Short problem -> Transcribe the listing that follows in full, omitting pictures.

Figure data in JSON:
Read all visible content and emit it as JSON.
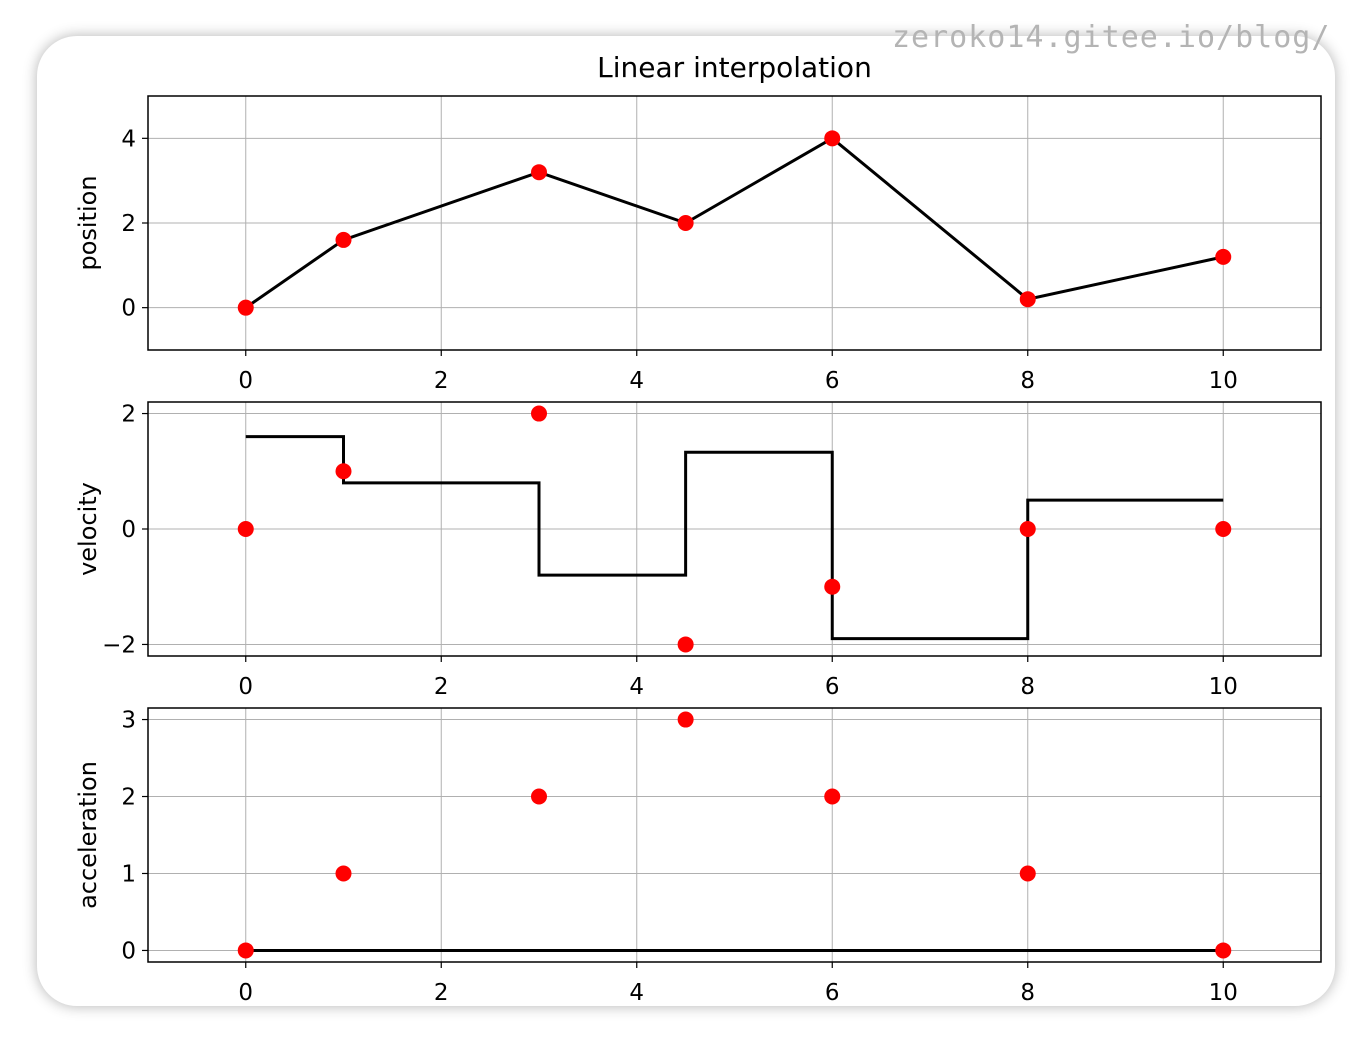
{
  "watermark": "zeroko14.gitee.io/blog/",
  "colors": {
    "line": "#000000",
    "points": "#ff0000",
    "grid": "#b0b0b0",
    "frame": "#000000",
    "text": "#000000"
  },
  "chart_data": [
    {
      "type": "line",
      "title": "Linear interpolation",
      "xlabel": "",
      "ylabel": "position",
      "xlim": [
        -1,
        11
      ],
      "ylim": [
        -1,
        5
      ],
      "xticks": [
        0,
        2,
        4,
        6,
        8,
        10
      ],
      "yticks": [
        0,
        2,
        4
      ],
      "grid": true,
      "line": {
        "name": "",
        "step": false,
        "x": [
          0,
          1,
          3,
          4.5,
          6,
          8,
          10
        ],
        "y": [
          0,
          1.6,
          3.2,
          2,
          4,
          0.2,
          1.2
        ]
      },
      "points": {
        "name": "",
        "x": [
          0,
          1,
          3,
          4.5,
          6,
          8,
          10
        ],
        "y": [
          0,
          1.6,
          3.2,
          2,
          4,
          0.2,
          1.2
        ]
      }
    },
    {
      "type": "line",
      "title": "",
      "xlabel": "",
      "ylabel": "velocity",
      "xlim": [
        -1,
        11
      ],
      "ylim": [
        -2.2,
        2.2
      ],
      "xticks": [
        0,
        2,
        4,
        6,
        8,
        10
      ],
      "yticks": [
        -2,
        0,
        2
      ],
      "grid": true,
      "line": {
        "name": "",
        "step": true,
        "x": [
          0,
          1,
          3,
          4.5,
          6,
          8,
          10
        ],
        "y": [
          1.6,
          0.8,
          -0.8,
          1.33,
          -1.9,
          0.5,
          0.5
        ]
      },
      "points": {
        "name": "",
        "x": [
          0,
          1,
          3,
          4.5,
          6,
          8,
          10
        ],
        "y": [
          0,
          1,
          2,
          -2,
          -1,
          0,
          0
        ]
      }
    },
    {
      "type": "line",
      "title": "",
      "xlabel": "",
      "ylabel": "acceleration",
      "xlim": [
        -1,
        11
      ],
      "ylim": [
        -0.15,
        3.15
      ],
      "xticks": [
        0,
        2,
        4,
        6,
        8,
        10
      ],
      "yticks": [
        0,
        1,
        2,
        3
      ],
      "grid": true,
      "line": {
        "name": "",
        "step": false,
        "x": [
          0,
          10
        ],
        "y": [
          0,
          0
        ]
      },
      "points": {
        "name": "",
        "x": [
          0,
          1,
          3,
          4.5,
          6,
          8,
          10
        ],
        "y": [
          0,
          1,
          2,
          3,
          2,
          1,
          0
        ]
      }
    }
  ]
}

Complete answer ->
Read all visible content and emit it as JSON.
{
  "watermark": "zeroko14.gitee.io/blog/",
  "colors": {
    "line": "#000000",
    "points": "#ff0000",
    "grid": "#b0b0b0",
    "frame": "#000000",
    "text": "#000000"
  },
  "chart_data": [
    {
      "type": "line",
      "title": "Linear interpolation",
      "xlabel": "",
      "ylabel": "position",
      "xlim": [
        -1,
        11
      ],
      "ylim": [
        -1,
        5
      ],
      "xticks": [
        0,
        2,
        4,
        6,
        8,
        10
      ],
      "yticks": [
        0,
        2,
        4
      ],
      "grid": true,
      "line": {
        "name": "",
        "step": false,
        "x": [
          0,
          1,
          3,
          4.5,
          6,
          8,
          10
        ],
        "y": [
          0,
          1.6,
          3.2,
          2,
          4,
          0.2,
          1.2
        ]
      },
      "points": {
        "name": "",
        "x": [
          0,
          1,
          3,
          4.5,
          6,
          8,
          10
        ],
        "y": [
          0,
          1.6,
          3.2,
          2,
          4,
          0.2,
          1.2
        ]
      }
    },
    {
      "type": "line",
      "title": "",
      "xlabel": "",
      "ylabel": "velocity",
      "xlim": [
        -1,
        11
      ],
      "ylim": [
        -2.2,
        2.2
      ],
      "xticks": [
        0,
        2,
        4,
        6,
        8,
        10
      ],
      "yticks": [
        -2,
        0,
        2
      ],
      "grid": true,
      "line": {
        "name": "",
        "step": true,
        "x": [
          0,
          1,
          3,
          4.5,
          6,
          8,
          10
        ],
        "y": [
          1.6,
          0.8,
          -0.8,
          1.33,
          -1.9,
          0.5,
          0.5
        ]
      },
      "points": {
        "name": "",
        "x": [
          0,
          1,
          3,
          4.5,
          6,
          8,
          10
        ],
        "y": [
          0,
          1,
          2,
          -2,
          -1,
          0,
          0
        ]
      }
    },
    {
      "type": "line",
      "title": "",
      "xlabel": "",
      "ylabel": "acceleration",
      "xlim": [
        -1,
        11
      ],
      "ylim": [
        -0.15,
        3.15
      ],
      "xticks": [
        0,
        2,
        4,
        6,
        8,
        10
      ],
      "yticks": [
        0,
        1,
        2,
        3
      ],
      "grid": true,
      "line": {
        "name": "",
        "step": false,
        "x": [
          0,
          10
        ],
        "y": [
          0,
          0
        ]
      },
      "points": {
        "name": "",
        "x": [
          0,
          1,
          3,
          4.5,
          6,
          8,
          10
        ],
        "y": [
          0,
          1,
          2,
          3,
          2,
          1,
          0
        ]
      }
    }
  ]
}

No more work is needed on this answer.